### What you are asked to do
For the copy, please give all of the data again exactly and leave the pictures out.

--- START OF Supplied data ---

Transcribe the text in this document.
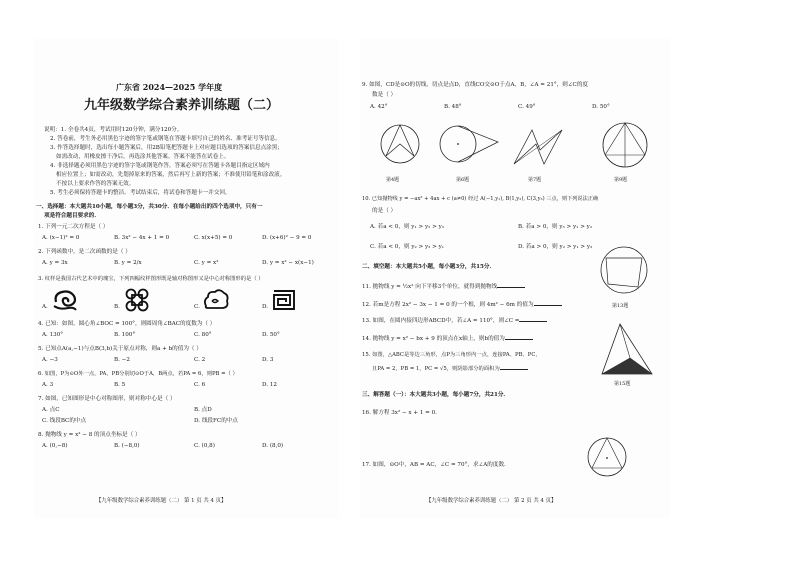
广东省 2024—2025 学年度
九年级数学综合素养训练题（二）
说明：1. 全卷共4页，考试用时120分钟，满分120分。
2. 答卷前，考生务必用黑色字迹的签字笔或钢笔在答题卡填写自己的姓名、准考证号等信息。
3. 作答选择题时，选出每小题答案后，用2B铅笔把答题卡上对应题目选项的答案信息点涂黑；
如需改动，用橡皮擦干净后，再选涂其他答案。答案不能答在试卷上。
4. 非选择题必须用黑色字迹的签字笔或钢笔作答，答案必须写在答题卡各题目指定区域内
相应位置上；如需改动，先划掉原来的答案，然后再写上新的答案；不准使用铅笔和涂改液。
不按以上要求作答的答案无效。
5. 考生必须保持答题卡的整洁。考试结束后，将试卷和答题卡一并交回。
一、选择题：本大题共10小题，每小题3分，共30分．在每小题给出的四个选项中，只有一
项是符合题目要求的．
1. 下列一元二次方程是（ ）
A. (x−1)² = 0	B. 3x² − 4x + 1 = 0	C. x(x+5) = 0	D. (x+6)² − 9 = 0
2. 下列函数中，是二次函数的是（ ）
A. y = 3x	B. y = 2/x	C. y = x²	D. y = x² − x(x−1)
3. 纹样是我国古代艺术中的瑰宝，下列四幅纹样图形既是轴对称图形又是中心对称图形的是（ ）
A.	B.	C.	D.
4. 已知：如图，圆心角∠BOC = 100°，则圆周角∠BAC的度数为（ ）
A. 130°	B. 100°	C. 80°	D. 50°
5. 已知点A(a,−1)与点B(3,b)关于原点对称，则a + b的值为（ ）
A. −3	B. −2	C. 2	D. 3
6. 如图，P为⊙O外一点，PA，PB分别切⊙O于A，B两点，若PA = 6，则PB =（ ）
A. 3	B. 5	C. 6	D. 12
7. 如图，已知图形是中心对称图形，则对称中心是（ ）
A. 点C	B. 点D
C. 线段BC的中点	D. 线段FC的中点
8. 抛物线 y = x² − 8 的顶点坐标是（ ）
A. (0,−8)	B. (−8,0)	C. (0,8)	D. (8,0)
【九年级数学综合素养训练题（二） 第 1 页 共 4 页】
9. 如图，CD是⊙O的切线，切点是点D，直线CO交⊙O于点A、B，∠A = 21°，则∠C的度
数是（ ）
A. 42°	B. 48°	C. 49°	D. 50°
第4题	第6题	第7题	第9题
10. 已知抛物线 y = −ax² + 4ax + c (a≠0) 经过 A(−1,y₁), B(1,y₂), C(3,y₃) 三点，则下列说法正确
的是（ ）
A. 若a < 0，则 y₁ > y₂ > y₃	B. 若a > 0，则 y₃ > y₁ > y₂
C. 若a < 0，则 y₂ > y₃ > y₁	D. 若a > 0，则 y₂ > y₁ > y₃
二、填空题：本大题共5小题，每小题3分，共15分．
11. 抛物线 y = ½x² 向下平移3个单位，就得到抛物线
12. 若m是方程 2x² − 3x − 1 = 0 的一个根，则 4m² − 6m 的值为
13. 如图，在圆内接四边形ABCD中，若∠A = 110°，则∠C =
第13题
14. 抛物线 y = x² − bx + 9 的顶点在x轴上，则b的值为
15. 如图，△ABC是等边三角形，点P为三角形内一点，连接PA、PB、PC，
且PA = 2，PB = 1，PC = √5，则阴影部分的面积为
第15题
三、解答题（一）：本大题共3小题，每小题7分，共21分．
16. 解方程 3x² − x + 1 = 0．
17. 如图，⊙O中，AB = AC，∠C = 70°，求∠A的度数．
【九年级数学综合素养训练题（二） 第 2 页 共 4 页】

--- END OF Supplied data ---

### Finished exercise
Transcribe the text in this document.
广东省 2024—2025 学年度
九年级数学综合素养训练题（二）
说明：1. 全卷共4页，考试用时120分钟，满分120分。
2. 答卷前，考生务必用黑色字迹的签字笔或钢笔在答题卡填写自己的姓名、准考证号等信息。
3. 作答选择题时，选出每小题答案后，用2B铅笔把答题卡上对应题目选项的答案信息点涂黑；
如需改动，用橡皮擦干净后，再选涂其他答案。答案不能答在试卷上。
4. 非选择题必须用黑色字迹的签字笔或钢笔作答，答案必须写在答题卡各题目指定区域内
相应位置上；如需改动，先划掉原来的答案，然后再写上新的答案；不准使用铅笔和涂改液。
不按以上要求作答的答案无效。
5. 考生必须保持答题卡的整洁。考试结束后，将试卷和答题卡一并交回。
一、选择题：本大题共10小题，每小题3分，共30分．在每小题给出的四个选项中，只有一
项是符合题目要求的．
1. 下列一元二次方程是（ ）
A. (x−1)² = 0	B. 3x² − 4x + 1 = 0	C. x(x+5) = 0	D. (x+6)² − 9 = 0
2. 下列函数中，是二次函数的是（ ）
A. y = 3x	B. y = 2/x	C. y = x²	D. y = x² − x(x−1)
3. 纹样是我国古代艺术中的瑰宝，下列四幅纹样图形既是轴对称图形又是中心对称图形的是（ ）
A.	B.	C.	D.
4. 已知：如图，圆心角∠BOC = 100°，则圆周角∠BAC的度数为（ ）
A. 130°	B. 100°	C. 80°	D. 50°
5. 已知点A(a,−1)与点B(3,b)关于原点对称，则a + b的值为（ ）
A. −3	B. −2	C. 2	D. 3
6. 如图，P为⊙O外一点，PA，PB分别切⊙O于A，B两点，若PA = 6，则PB =（ ）
A. 3	B. 5	C. 6	D. 12
7. 如图，已知图形是中心对称图形，则对称中心是（ ）
A. 点C	B. 点D
C. 线段BC的中点	D. 线段FC的中点
8. 抛物线 y = x² − 8 的顶点坐标是（ ）
A. (0,−8)	B. (−8,0)	C. (0,8)	D. (8,0)
【九年级数学综合素养训练题（二） 第 1 页 共 4 页】
9. 如图，CD是⊙O的切线，切点是点D，直线CO交⊙O于点A、B，∠A = 21°，则∠C的度
数是（ ）
A. 42°	B. 48°	C. 49°	D. 50°
第4题	第6题	第7题	第9题
10. 已知抛物线 y = −ax² + 4ax + c (a≠0) 经过 A(−1,y₁), B(1,y₂), C(3,y₃) 三点，则下列说法正确
的是（ ）
A. 若a < 0，则 y₁ > y₂ > y₃	B. 若a > 0，则 y₃ > y₁ > y₂
C. 若a < 0，则 y₂ > y₃ > y₁	D. 若a > 0，则 y₂ > y₁ > y₃
二、填空题：本大题共5小题，每小题3分，共15分．
11. 抛物线 y = ½x² 向下平移3个单位，就得到抛物线
12. 若m是方程 2x² − 3x − 1 = 0 的一个根，则 4m² − 6m 的值为
13. 如图，在圆内接四边形ABCD中，若∠A = 110°，则∠C =
第13题
14. 抛物线 y = x² − bx + 9 的顶点在x轴上，则b的值为
15. 如图，△ABC是等边三角形，点P为三角形内一点，连接PA、PB、PC，
且PA = 2，PB = 1，PC = √5，则阴影部分的面积为
第15题
三、解答题（一）：本大题共3小题，每小题7分，共21分．
16. 解方程 3x² − x + 1 = 0．
17. 如图，⊙O中，AB = AC，∠C = 70°，求∠A的度数．
【九年级数学综合素养训练题（二） 第 2 页 共 4 页】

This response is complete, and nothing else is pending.